• THE TASK
For the entries that follow, tally the lines holding the string "Insured". Give the total and nothing else.

=======

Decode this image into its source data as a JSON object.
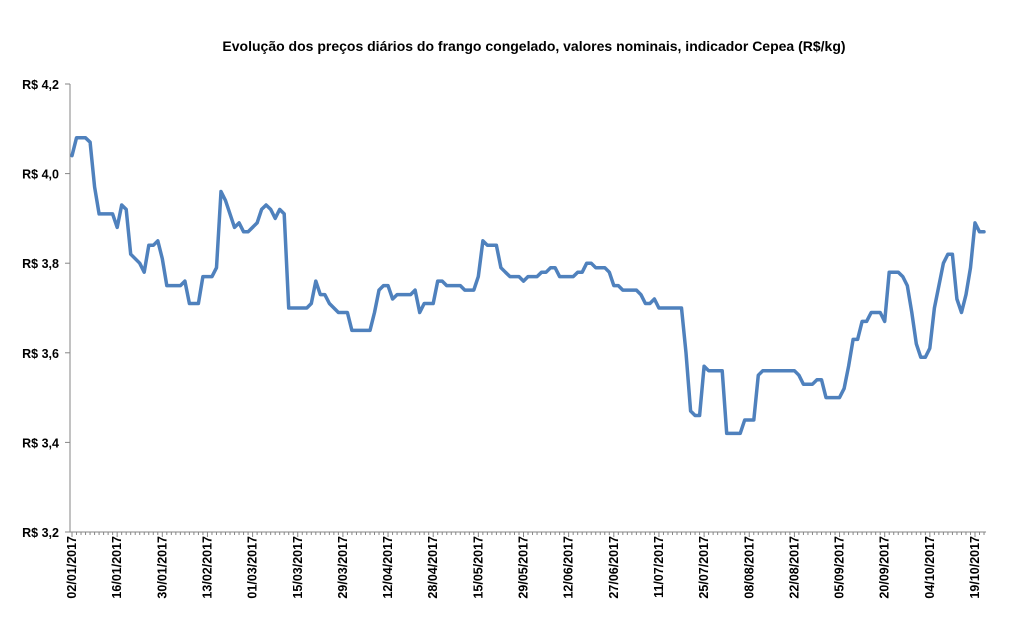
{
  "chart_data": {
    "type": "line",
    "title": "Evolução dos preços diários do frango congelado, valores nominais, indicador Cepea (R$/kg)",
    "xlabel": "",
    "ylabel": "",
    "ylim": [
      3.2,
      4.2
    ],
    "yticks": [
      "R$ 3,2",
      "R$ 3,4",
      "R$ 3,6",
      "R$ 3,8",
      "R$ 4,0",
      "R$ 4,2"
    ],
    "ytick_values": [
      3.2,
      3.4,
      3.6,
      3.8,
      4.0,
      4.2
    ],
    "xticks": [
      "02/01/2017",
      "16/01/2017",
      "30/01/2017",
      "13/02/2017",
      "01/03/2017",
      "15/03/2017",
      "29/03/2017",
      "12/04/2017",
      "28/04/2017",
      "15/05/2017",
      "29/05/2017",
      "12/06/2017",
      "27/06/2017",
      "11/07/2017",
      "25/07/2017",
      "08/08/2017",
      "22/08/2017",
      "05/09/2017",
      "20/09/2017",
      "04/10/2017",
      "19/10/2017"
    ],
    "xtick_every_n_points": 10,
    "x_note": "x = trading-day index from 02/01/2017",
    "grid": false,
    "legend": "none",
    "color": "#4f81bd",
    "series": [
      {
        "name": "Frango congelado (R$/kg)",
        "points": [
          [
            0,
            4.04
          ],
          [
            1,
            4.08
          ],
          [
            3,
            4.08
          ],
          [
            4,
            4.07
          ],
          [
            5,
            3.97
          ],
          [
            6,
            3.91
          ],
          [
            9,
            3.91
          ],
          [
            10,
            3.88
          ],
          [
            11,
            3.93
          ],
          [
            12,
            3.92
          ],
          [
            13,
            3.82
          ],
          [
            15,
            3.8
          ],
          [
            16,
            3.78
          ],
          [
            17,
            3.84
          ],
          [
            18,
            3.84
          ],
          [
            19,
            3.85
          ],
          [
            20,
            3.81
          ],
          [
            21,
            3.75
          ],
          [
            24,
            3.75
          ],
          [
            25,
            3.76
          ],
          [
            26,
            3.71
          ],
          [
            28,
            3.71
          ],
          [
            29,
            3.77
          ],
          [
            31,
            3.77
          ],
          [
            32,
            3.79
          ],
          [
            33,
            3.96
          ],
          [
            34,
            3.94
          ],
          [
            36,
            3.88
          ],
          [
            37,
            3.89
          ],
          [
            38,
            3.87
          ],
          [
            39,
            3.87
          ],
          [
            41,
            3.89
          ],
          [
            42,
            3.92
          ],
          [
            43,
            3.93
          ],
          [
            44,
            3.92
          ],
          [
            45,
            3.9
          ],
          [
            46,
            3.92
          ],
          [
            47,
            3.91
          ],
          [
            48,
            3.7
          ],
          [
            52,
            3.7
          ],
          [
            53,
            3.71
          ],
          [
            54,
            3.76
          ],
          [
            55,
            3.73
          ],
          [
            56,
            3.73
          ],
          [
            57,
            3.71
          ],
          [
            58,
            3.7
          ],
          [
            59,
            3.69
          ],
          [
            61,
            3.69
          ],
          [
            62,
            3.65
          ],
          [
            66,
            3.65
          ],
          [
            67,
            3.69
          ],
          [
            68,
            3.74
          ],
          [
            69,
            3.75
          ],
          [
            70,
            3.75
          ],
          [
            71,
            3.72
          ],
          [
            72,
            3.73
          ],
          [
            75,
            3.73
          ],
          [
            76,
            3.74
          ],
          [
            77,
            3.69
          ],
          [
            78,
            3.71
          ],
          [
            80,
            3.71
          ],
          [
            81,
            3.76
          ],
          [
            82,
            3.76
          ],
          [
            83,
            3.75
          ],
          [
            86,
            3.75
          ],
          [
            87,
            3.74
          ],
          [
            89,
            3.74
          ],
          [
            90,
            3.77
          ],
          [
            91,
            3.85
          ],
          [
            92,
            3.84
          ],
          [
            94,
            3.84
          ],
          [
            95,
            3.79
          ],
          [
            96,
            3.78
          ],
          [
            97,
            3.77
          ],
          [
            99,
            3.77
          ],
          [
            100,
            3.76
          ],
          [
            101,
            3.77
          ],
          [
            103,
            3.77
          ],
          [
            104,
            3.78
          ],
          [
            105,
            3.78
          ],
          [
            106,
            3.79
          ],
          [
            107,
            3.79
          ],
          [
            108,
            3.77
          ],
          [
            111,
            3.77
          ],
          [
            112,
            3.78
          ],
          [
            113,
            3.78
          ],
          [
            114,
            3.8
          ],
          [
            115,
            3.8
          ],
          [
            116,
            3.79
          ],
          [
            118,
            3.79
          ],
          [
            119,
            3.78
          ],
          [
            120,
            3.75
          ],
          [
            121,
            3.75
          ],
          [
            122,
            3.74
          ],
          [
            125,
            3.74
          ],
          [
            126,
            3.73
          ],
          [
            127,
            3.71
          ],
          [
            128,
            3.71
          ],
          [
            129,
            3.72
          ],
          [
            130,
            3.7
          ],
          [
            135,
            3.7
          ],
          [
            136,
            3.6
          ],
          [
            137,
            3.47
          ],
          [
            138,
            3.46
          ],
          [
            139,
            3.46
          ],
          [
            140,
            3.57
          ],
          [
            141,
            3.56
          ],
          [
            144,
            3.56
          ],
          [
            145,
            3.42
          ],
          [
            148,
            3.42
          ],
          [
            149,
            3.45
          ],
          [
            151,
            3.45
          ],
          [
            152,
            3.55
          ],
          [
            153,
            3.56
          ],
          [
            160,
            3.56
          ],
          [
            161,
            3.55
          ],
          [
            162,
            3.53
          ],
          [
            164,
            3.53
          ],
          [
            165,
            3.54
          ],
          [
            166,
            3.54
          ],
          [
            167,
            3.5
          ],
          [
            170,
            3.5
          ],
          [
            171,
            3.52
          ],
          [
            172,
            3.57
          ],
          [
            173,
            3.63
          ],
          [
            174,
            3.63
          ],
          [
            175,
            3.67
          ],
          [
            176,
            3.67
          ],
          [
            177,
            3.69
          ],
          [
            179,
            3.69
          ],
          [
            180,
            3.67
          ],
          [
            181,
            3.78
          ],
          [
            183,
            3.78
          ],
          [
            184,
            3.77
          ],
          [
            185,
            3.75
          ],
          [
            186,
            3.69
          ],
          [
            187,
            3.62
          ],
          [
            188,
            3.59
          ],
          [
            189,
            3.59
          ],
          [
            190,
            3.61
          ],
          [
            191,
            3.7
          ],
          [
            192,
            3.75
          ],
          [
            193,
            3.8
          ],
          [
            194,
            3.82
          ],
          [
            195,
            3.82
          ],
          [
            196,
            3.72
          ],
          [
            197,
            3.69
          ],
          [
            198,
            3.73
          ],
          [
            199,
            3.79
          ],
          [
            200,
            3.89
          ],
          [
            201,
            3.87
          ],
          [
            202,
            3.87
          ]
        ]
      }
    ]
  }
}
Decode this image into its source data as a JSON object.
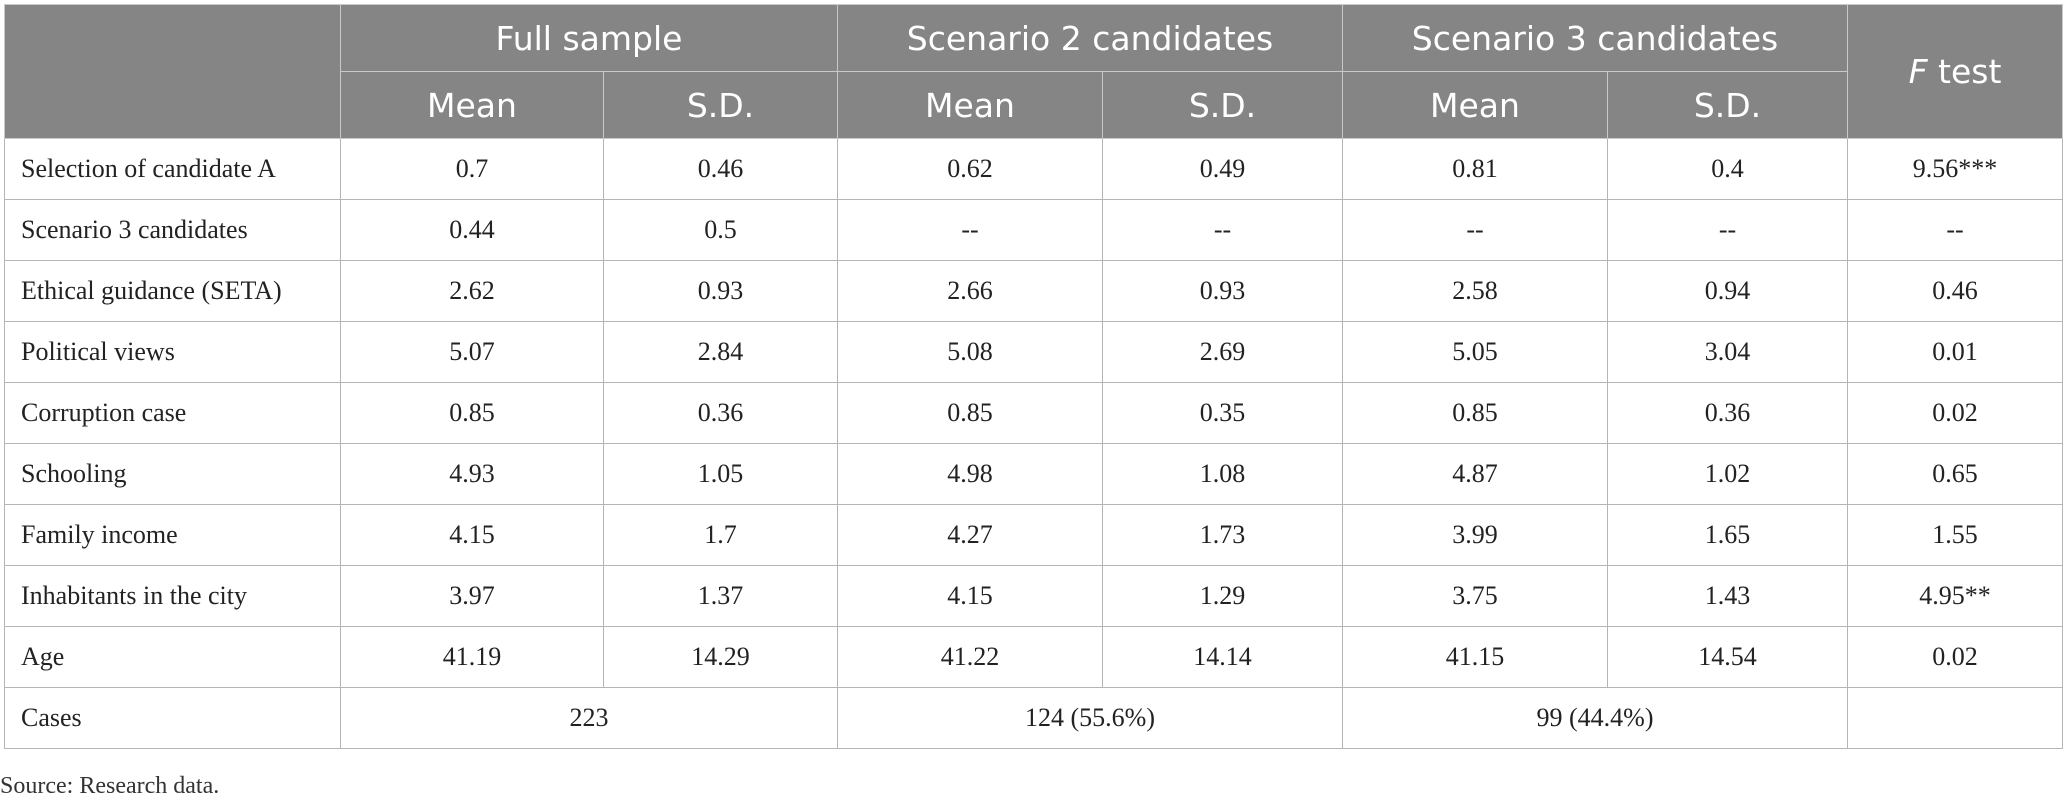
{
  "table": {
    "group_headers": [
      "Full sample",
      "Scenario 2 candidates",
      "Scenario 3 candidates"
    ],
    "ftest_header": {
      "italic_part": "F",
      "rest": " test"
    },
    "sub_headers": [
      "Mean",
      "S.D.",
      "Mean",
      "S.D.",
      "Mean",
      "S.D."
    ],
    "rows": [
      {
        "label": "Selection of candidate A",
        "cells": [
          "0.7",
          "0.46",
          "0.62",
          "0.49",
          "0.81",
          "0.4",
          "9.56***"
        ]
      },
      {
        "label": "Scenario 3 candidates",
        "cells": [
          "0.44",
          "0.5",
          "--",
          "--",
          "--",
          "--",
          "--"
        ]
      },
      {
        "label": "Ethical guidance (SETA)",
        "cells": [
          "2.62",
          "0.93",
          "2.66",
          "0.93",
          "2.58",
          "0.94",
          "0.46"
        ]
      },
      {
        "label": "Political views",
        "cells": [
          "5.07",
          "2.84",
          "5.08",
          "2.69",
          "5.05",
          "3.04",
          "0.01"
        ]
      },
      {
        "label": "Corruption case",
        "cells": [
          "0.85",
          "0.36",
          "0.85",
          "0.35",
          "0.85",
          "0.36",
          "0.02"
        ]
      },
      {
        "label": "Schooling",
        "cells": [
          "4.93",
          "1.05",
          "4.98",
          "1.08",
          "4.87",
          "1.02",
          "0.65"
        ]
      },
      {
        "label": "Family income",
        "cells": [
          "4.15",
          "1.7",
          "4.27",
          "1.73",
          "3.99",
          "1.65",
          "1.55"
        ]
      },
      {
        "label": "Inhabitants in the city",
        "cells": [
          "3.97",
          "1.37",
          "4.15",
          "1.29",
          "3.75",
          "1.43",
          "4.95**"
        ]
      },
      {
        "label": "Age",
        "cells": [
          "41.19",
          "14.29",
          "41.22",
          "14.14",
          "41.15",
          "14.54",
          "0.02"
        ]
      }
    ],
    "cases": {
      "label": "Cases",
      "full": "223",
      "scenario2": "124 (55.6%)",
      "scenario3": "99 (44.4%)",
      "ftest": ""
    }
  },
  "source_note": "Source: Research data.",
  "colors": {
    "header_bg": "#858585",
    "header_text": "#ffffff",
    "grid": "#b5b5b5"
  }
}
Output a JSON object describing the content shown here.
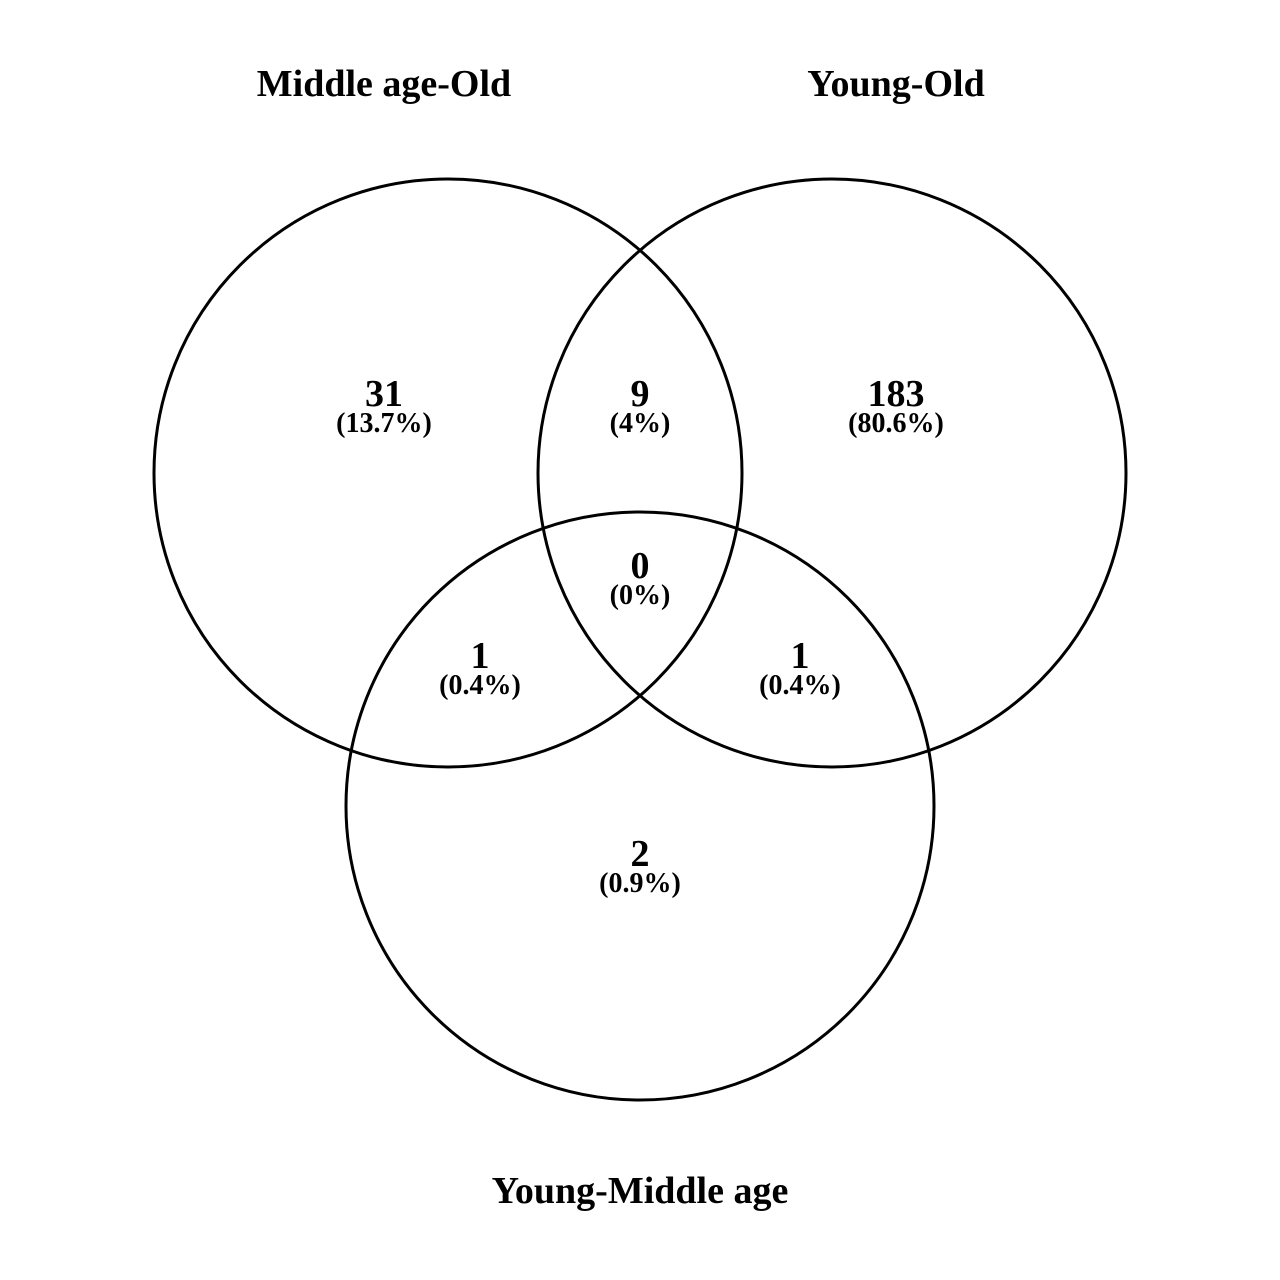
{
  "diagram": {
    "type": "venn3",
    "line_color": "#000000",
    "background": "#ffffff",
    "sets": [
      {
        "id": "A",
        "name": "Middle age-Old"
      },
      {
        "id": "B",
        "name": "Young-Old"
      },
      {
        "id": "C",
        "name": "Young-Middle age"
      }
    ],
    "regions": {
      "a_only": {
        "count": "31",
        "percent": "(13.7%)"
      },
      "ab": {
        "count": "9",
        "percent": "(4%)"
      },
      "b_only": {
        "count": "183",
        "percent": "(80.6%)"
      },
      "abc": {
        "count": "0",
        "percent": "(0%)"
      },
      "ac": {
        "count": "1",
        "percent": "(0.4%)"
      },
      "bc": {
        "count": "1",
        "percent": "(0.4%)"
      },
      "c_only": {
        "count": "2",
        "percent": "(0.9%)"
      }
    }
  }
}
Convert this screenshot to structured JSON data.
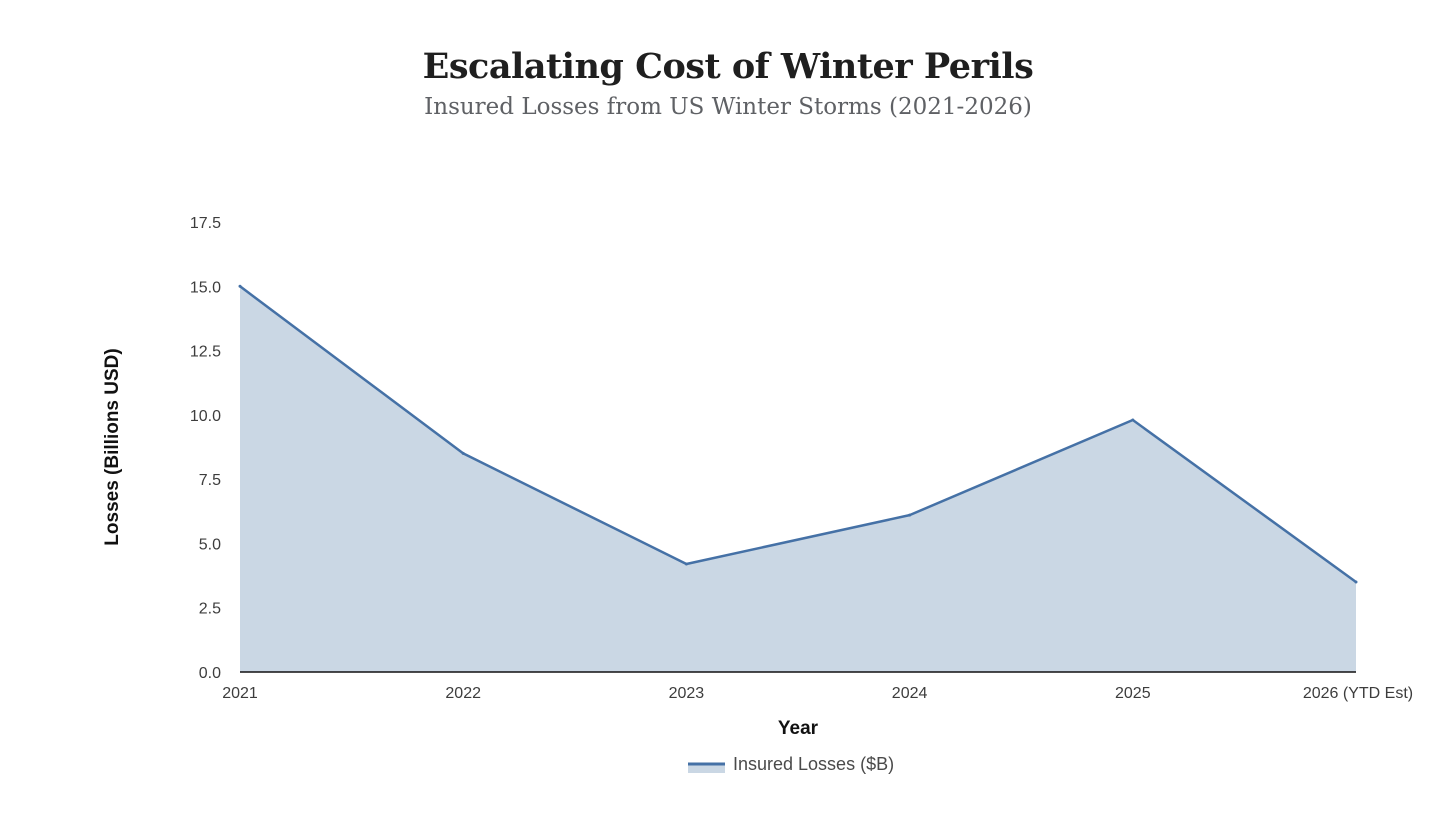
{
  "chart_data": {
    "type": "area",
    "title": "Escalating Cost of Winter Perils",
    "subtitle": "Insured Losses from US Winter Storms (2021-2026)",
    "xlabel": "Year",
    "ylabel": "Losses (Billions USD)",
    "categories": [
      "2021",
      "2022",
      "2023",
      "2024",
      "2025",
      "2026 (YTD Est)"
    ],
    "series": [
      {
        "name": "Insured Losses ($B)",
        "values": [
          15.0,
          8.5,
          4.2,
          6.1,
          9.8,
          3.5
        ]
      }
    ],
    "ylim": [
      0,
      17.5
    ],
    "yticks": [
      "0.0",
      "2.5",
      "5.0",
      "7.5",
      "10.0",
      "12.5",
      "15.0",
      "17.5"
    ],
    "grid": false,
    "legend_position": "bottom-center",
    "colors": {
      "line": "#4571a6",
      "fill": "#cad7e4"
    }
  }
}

=======

• REPLY TO THE EXERCISE
2